SHORT EXERCISE. Can you reproduce the data beneath, keeping every line exact?

GIVEN ENTRIES.

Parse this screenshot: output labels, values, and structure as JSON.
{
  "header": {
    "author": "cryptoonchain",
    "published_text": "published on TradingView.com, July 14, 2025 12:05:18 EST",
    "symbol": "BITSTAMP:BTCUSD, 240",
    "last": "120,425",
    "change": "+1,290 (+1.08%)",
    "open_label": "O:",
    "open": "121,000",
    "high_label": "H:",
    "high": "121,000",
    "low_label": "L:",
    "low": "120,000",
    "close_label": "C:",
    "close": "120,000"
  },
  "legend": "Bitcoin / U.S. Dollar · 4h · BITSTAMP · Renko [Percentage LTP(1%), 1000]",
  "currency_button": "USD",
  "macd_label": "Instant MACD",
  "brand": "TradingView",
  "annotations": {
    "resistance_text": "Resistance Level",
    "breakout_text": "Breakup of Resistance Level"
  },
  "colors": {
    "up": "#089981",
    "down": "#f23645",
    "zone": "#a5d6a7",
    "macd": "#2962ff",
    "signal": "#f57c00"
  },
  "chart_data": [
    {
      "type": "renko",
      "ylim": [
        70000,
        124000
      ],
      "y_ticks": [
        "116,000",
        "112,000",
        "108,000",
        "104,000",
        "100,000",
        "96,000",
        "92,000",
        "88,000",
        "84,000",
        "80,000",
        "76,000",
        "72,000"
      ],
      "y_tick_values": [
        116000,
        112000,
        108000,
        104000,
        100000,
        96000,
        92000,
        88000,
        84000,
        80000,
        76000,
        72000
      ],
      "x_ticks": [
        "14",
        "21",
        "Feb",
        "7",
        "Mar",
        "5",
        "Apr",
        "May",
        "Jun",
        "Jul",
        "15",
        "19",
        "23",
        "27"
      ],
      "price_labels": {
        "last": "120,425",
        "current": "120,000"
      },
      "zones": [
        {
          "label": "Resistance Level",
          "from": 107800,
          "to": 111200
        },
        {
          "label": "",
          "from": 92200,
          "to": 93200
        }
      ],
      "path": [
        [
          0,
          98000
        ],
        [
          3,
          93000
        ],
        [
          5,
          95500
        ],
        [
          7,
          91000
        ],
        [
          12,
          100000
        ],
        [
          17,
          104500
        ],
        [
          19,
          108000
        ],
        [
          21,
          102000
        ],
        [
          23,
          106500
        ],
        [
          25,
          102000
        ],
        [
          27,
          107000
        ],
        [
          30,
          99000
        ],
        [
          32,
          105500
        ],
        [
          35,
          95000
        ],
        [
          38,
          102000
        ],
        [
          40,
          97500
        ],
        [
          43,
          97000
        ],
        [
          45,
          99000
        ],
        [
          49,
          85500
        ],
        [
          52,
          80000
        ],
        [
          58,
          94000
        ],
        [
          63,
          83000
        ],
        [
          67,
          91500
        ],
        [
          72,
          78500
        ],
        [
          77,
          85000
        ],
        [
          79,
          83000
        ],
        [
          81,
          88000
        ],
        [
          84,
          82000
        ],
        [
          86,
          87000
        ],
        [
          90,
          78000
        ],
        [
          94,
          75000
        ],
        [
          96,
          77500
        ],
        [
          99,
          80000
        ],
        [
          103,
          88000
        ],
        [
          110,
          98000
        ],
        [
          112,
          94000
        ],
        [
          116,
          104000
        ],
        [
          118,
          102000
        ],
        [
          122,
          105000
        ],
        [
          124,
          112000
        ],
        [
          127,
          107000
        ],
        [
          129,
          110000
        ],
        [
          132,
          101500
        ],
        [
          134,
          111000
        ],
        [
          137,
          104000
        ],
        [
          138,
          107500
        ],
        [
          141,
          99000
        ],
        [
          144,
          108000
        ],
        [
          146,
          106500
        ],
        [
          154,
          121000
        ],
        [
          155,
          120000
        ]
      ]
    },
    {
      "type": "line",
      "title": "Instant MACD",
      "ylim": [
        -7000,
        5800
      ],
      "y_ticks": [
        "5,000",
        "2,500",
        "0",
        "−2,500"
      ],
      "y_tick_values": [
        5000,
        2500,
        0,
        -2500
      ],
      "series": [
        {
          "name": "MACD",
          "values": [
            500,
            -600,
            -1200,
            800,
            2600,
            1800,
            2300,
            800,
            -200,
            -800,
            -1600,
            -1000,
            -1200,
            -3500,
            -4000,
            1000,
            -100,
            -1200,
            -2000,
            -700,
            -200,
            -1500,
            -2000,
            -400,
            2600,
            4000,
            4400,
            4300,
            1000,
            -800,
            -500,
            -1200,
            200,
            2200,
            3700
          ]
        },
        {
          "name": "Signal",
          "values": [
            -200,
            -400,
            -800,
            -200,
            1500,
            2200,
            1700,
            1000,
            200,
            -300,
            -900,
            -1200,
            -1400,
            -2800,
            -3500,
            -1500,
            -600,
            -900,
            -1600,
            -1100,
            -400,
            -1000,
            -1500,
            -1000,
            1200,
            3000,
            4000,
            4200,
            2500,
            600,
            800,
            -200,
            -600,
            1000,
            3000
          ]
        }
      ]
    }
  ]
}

FULL SOLUTION.
Parse this screenshot: output labels, values, and structure as JSON.
{
  "header": {
    "author": "cryptoonchain",
    "published_text": "published on TradingView.com, July 14, 2025 12:05:18 EST",
    "symbol": "BITSTAMP:BTCUSD, 240",
    "last": "120,425",
    "change": "+1,290 (+1.08%)",
    "open_label": "O:",
    "open": "121,000",
    "high_label": "H:",
    "high": "121,000",
    "low_label": "L:",
    "low": "120,000",
    "close_label": "C:",
    "close": "120,000"
  },
  "legend": "Bitcoin / U.S. Dollar · 4h · BITSTAMP · Renko [Percentage LTP(1%), 1000]",
  "currency_button": "USD",
  "macd_label": "Instant MACD",
  "brand": "TradingView",
  "annotations": {
    "resistance_text": "Resistance Level",
    "breakout_text": "Breakup of Resistance Level"
  },
  "colors": {
    "up": "#089981",
    "down": "#f23645",
    "zone": "#a5d6a7",
    "macd": "#2962ff",
    "signal": "#f57c00"
  },
  "chart_data": [
    {
      "type": "renko",
      "ylim": [
        70000,
        124000
      ],
      "y_ticks": [
        "116,000",
        "112,000",
        "108,000",
        "104,000",
        "100,000",
        "96,000",
        "92,000",
        "88,000",
        "84,000",
        "80,000",
        "76,000",
        "72,000"
      ],
      "y_tick_values": [
        116000,
        112000,
        108000,
        104000,
        100000,
        96000,
        92000,
        88000,
        84000,
        80000,
        76000,
        72000
      ],
      "x_ticks": [
        "14",
        "21",
        "Feb",
        "7",
        "Mar",
        "5",
        "Apr",
        "May",
        "Jun",
        "Jul",
        "15",
        "19",
        "23",
        "27"
      ],
      "price_labels": {
        "last": "120,425",
        "current": "120,000"
      },
      "zones": [
        {
          "label": "Resistance Level",
          "from": 107800,
          "to": 111200
        },
        {
          "label": "",
          "from": 92200,
          "to": 93200
        }
      ],
      "path": [
        [
          0,
          98000
        ],
        [
          3,
          93000
        ],
        [
          5,
          95500
        ],
        [
          7,
          91000
        ],
        [
          12,
          100000
        ],
        [
          17,
          104500
        ],
        [
          19,
          108000
        ],
        [
          21,
          102000
        ],
        [
          23,
          106500
        ],
        [
          25,
          102000
        ],
        [
          27,
          107000
        ],
        [
          30,
          99000
        ],
        [
          32,
          105500
        ],
        [
          35,
          95000
        ],
        [
          38,
          102000
        ],
        [
          40,
          97500
        ],
        [
          43,
          97000
        ],
        [
          45,
          99000
        ],
        [
          49,
          85500
        ],
        [
          52,
          80000
        ],
        [
          58,
          94000
        ],
        [
          63,
          83000
        ],
        [
          67,
          91500
        ],
        [
          72,
          78500
        ],
        [
          77,
          85000
        ],
        [
          79,
          83000
        ],
        [
          81,
          88000
        ],
        [
          84,
          82000
        ],
        [
          86,
          87000
        ],
        [
          90,
          78000
        ],
        [
          94,
          75000
        ],
        [
          96,
          77500
        ],
        [
          99,
          80000
        ],
        [
          103,
          88000
        ],
        [
          110,
          98000
        ],
        [
          112,
          94000
        ],
        [
          116,
          104000
        ],
        [
          118,
          102000
        ],
        [
          122,
          105000
        ],
        [
          124,
          112000
        ],
        [
          127,
          107000
        ],
        [
          129,
          110000
        ],
        [
          132,
          101500
        ],
        [
          134,
          111000
        ],
        [
          137,
          104000
        ],
        [
          138,
          107500
        ],
        [
          141,
          99000
        ],
        [
          144,
          108000
        ],
        [
          146,
          106500
        ],
        [
          154,
          121000
        ],
        [
          155,
          120000
        ]
      ]
    },
    {
      "type": "line",
      "title": "Instant MACD",
      "ylim": [
        -7000,
        5800
      ],
      "y_ticks": [
        "5,000",
        "2,500",
        "0",
        "−2,500"
      ],
      "y_tick_values": [
        5000,
        2500,
        0,
        -2500
      ],
      "series": [
        {
          "name": "MACD",
          "values": [
            500,
            -600,
            -1200,
            800,
            2600,
            1800,
            2300,
            800,
            -200,
            -800,
            -1600,
            -1000,
            -1200,
            -3500,
            -4000,
            1000,
            -100,
            -1200,
            -2000,
            -700,
            -200,
            -1500,
            -2000,
            -400,
            2600,
            4000,
            4400,
            4300,
            1000,
            -800,
            -500,
            -1200,
            200,
            2200,
            3700
          ]
        },
        {
          "name": "Signal",
          "values": [
            -200,
            -400,
            -800,
            -200,
            1500,
            2200,
            1700,
            1000,
            200,
            -300,
            -900,
            -1200,
            -1400,
            -2800,
            -3500,
            -1500,
            -600,
            -900,
            -1600,
            -1100,
            -400,
            -1000,
            -1500,
            -1000,
            1200,
            3000,
            4000,
            4200,
            2500,
            600,
            800,
            -200,
            -600,
            1000,
            3000
          ]
        }
      ]
    }
  ]
}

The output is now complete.